> Görev 1:
İsrail’in sorumluluğu üzerine yazıya göre yanıtlayın:
(a) İsrail Gazze’deki saldırıyı ne kadar süredir sürdürüyor?
(b) İsrail’e karşı soykırım davasını hangi ülke açtı?
(c) Almanya’ya karşı dava açan ülke hangisi?
> Görev 2:
İsrail’in sorumluluğu üzerine yazıyı kaldığı yerden sürdürün.

> Seçili metin:
○ ○ ○ ○ ○ ○ ○

İsrail’in Sorumluluğu Almanya’ya Uzanacak mı?
5 ayı aşkın bir süredir İsrail’in Gazze’de sürdürdüğü yoğun saldırı ve bunun ortaya çıkardığı vahşet uluslararası gündemin en tepesinde. Çok sayıda hükümet beyanı, Birleşmiş Milletler (BM) raporu ve diplomatik görüşme İsrail’in yarattığı insani krize odaklanırken uluslararası hukuk mekanizmaları da devreye girdi. Bu çerçevede en büyük rolü oynayan BM’nin birincil yargı organı Uluslararası Adalet Divanı (UAD) belki on yıllardır hiç olmadığı kadar dünya kamuoyunun gündeminde yer tuttu. Önce Güney Afrika’nın İsrail’e karşı açtığı soykırım davası, daha sonra 2023’ün başında talep edilmiş olan ve İsrail’in Filistin topraklarındaki uygulama ile politikalarının hukuka aykırılığının ele alındığı danışma görüşü sürecine ilişkin sözlü sunumların yapılması ile İsrail’in eylemlerinin uluslararası hukuk zemininde yargılanması hususunda UAD’nin kritik bir rol oynayabileceğine dair beklenti oluştu. Son olarak ise meseleyi daha farklı bir boyuta taşıyan bir hamle ile Nikaragua, İsrail’in eylemlerinden ötürü Almanya’ya karşı dava açtı. Zira Almanya’nın İsrail’in soykırım niteliğindeki eylemleri başta olmak üzere açık uluslararası hukuk ihlallerinin önlenmesi için üzerine düşen yükümlülükleri yerine getirmediği, hatta devam eden destekleriyle bu ihlallerin işlenmesine yardım eder konumda olduğu iddia edildi.

○ ○ ○ ○ ○ ○ ○

(Görsel öğe kutusu kayıtları)

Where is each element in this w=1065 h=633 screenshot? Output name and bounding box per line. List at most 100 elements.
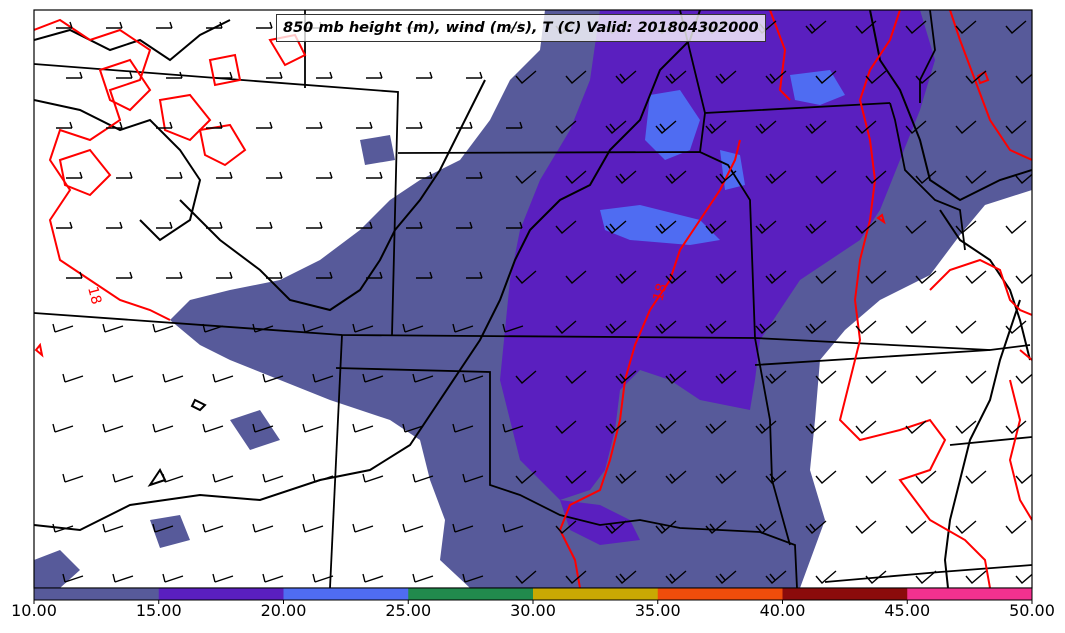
wind-barb: [615, 70, 637, 84]
height-contours: [34, 10, 1032, 588]
wind-barb: [506, 121, 523, 129]
wind-barb: [815, 570, 837, 584]
colorbar-segment: [657, 588, 783, 600]
wind-barb: [462, 373, 484, 383]
wind-barb: [302, 423, 324, 433]
wind-barb: [152, 423, 174, 433]
wind-barbs: [52, 20, 1032, 584]
wind-barb: [52, 523, 74, 533]
wind-barb: [765, 70, 787, 84]
wind-barb: [965, 370, 987, 384]
wind-barb: [655, 420, 677, 434]
wind-barb: [156, 221, 173, 229]
state-borders: [34, 10, 1032, 588]
wind-barb: [312, 373, 334, 383]
colorbar-tick-label: 10.00: [11, 601, 57, 620]
wind-barb: [915, 370, 937, 384]
wind-barb: [705, 320, 727, 334]
wind-barb: [202, 423, 224, 433]
wind-barb: [402, 423, 424, 433]
wind-barb: [502, 523, 524, 533]
wind-barb: [1015, 73, 1032, 84]
wind-barb: [506, 221, 523, 229]
wind-barb: [915, 570, 937, 584]
wind-barb: [765, 270, 787, 284]
wind-barb: [166, 271, 183, 279]
wind-barb: [112, 573, 134, 583]
wind-barb: [66, 271, 83, 279]
wind-barb: [256, 221, 273, 229]
wind-barb: [62, 473, 84, 483]
wind-barb: [402, 523, 424, 533]
wind-barb: [456, 121, 473, 129]
wind-barb: [502, 423, 524, 433]
wind-barb: [152, 523, 174, 533]
wind-barb: [905, 420, 927, 434]
wind-barb: [555, 120, 577, 134]
wind-barb: [262, 573, 284, 583]
wind-barb: [865, 570, 887, 584]
wind-barb: [502, 323, 524, 333]
wind-barb: [765, 370, 787, 384]
wind-barb: [1015, 473, 1032, 484]
wind-barb: [1015, 273, 1032, 284]
wind-barb: [216, 171, 233, 179]
wind-barb: [665, 170, 687, 184]
wind-barb: [102, 523, 124, 533]
wind-barb: [266, 171, 283, 179]
wind-barb: [462, 473, 484, 483]
wind-barb: [855, 320, 877, 334]
wind-barb: [256, 121, 273, 129]
wind-barb: [162, 473, 184, 483]
clear-area-southeast: [830, 200, 1032, 588]
wind-barb: [262, 473, 284, 483]
wind-barb: [252, 523, 274, 533]
wind-barb: [855, 220, 877, 234]
wind-barb: [212, 573, 234, 583]
wind-barb: [366, 171, 383, 179]
wind-barb: [565, 370, 587, 384]
wind-barb: [615, 370, 637, 384]
wind-barb: [412, 473, 434, 483]
wind-barb: [456, 221, 473, 229]
colorbar-segment: [158, 588, 284, 600]
wind-barb: [705, 220, 727, 234]
wind-barb: [316, 171, 333, 179]
wind-barb: [665, 70, 687, 84]
wind-barb: [62, 373, 84, 383]
wind-barb: [865, 70, 887, 84]
wind-barb: [416, 171, 433, 179]
wind-barb: [256, 21, 273, 29]
wind-barb: [66, 71, 83, 79]
wind-barb: [356, 221, 373, 229]
wind-barb: [755, 120, 777, 134]
wind-barb: [855, 120, 877, 134]
wind-barb: [366, 71, 383, 79]
colorbar-tick-label: 40.00: [759, 601, 806, 620]
wind-barb: [605, 220, 627, 234]
wind-barb: [366, 271, 383, 279]
wind-barb: [52, 423, 74, 433]
wind-barb: [515, 470, 537, 484]
wind-barb: [755, 320, 777, 334]
wind-barb: [955, 320, 977, 334]
wind-barb: [466, 71, 483, 79]
wind-barb: [665, 370, 687, 384]
wind-barb: [615, 270, 637, 284]
wind-barb: [206, 221, 223, 229]
wind-barb: [515, 70, 537, 84]
colorbar: [33, 587, 1033, 604]
wind-barb: [1005, 120, 1027, 134]
wind-barb: [352, 523, 374, 533]
wind-barb: [515, 270, 537, 284]
wind-barb: [665, 270, 687, 284]
wind-barb: [715, 270, 737, 284]
wind-barb: [905, 220, 927, 234]
wind-barb: [452, 423, 474, 433]
wind-barb: [805, 420, 827, 434]
wind-speed-shade-high: [600, 70, 845, 245]
wind-barb: [1015, 373, 1032, 384]
wind-barb: [665, 570, 687, 584]
colorbar-segment: [782, 588, 908, 600]
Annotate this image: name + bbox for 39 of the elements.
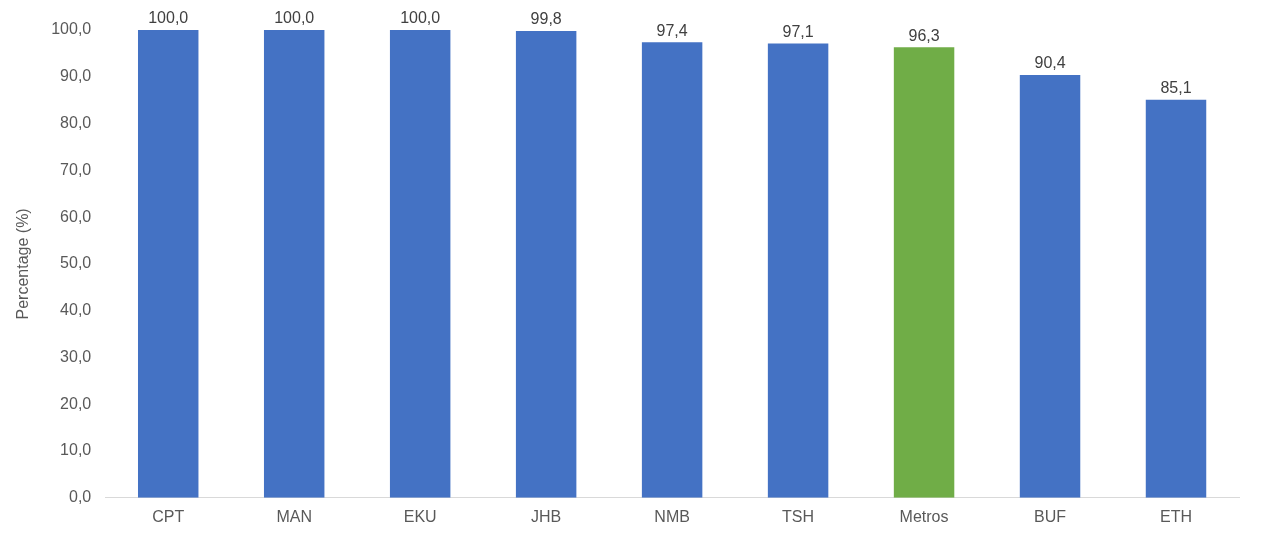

○ ○ ○ ○ ○ ○ ○

> Sonuç 1:
(a) 5 ayı aşkın bir süredir.
(b) Güney Afrika.
(c) Nikaragua.

> Sonuç 2:
Nikaragua böyle bir hukuki süreç başlatabileceğinin sinyallerini birkaç hafta öncesinde Almanya’ya yönelik notalarında vermişti. Nitekim Güney Afrika’nın açtığı soykırım davasına ilk ve bu zamana kadar yapılmış tek katılım talebi de Nikaragua’dan gelmişti. Yeri gelmişken not etmek gerekir ki Nikaragua’nın İsrail’e karşı böyle bir öncü rolü üstlenmesinin sebeplerinden biri, 1930’ların ortalarından 70’lerin sonuna kadar Nikaragua’yı yöneten Somoza ailesinin askeri diktatörlük dönemine dayanıyor. Zira Sosyalist Sandinistaların öncülüğündeki ihtilal 1979’da Somoza rejimini devirirken ayaklanma sürecinde Filistin Halk Kurtuluş Cephesi’nden ciddi destek almıştı. Sandinistaların kurduğu yönetimin ilk devlet başkanı ise bugünkü devlet başkanı Daniel Ortega’ydı. Yani yeni rejimin Filistin direnişiyle olan tarihsel bağları bugün hükümetler düzeyinde bir desteğe tevil olmuş durumda.
Nikaragua v. Almanya Davası’nda ilk etapta aynı Güney Afrika ile İsrail arasındaki soykırım davasında olduğu gibi ihtiyati tedbirlere ilişkin bir duruşma yapılacak. Çünkü Nikaragua davayı açarken içerisinde Almanya’nın İsrail'e yaptığı askeri teçhizat teminini derhal askıya almasının, hâlihazırda teslim edilmiş silahların uluslararası insancıl hukuku ihlal edecek şekilde kullanılmaması için derhal her türlü çabayı göstermesinin ve Birleşmiş Milletler Yakın Doğu'daki Filistinli Mültecilere Yardım ve Bayındırlık Ajansı’na (UNRWA) finansmanı durdurma kararını geri almasının da bulunduğu ihtiyati tedbirlere hükmedilmesini talep etti. UAD, bu tedbir taleplerini değerlendireceği duruşma tarihleri olarak 8-9 Nisan 2024’ü belirledi. Daha sonrasında ise davanın esasının görülmesi için yıllar alacak bir süreç başlayacak. Henüz davanın ilk etabındayken önümüzdeki hukuki sürece dair birkaç kayda değer noktayı not etmek faydalı olacaktır.
Önemli içtihatlar üretme imkânı
Bu davayla birlikte soykırıma dair devletlerin sorumluluğunun sınırlarının ne kadar genişleyebileceğine dair önemli içtihatlar ortaya konmasının yolu açıldı. Zira sadece Soykırım Sözleşmesi’nde yasaklanan eylemleri işleyenlerin değil, bunların işlenmesine destek sağlayanların da taşıyacağı sorumluluğun tespit edilmesi talep ediliyor. Daha önce UAD’nin herhangi bir devleti soykırım suçuna yardımdan ötürü sorumlu tuttuğu bir emsal olmadı.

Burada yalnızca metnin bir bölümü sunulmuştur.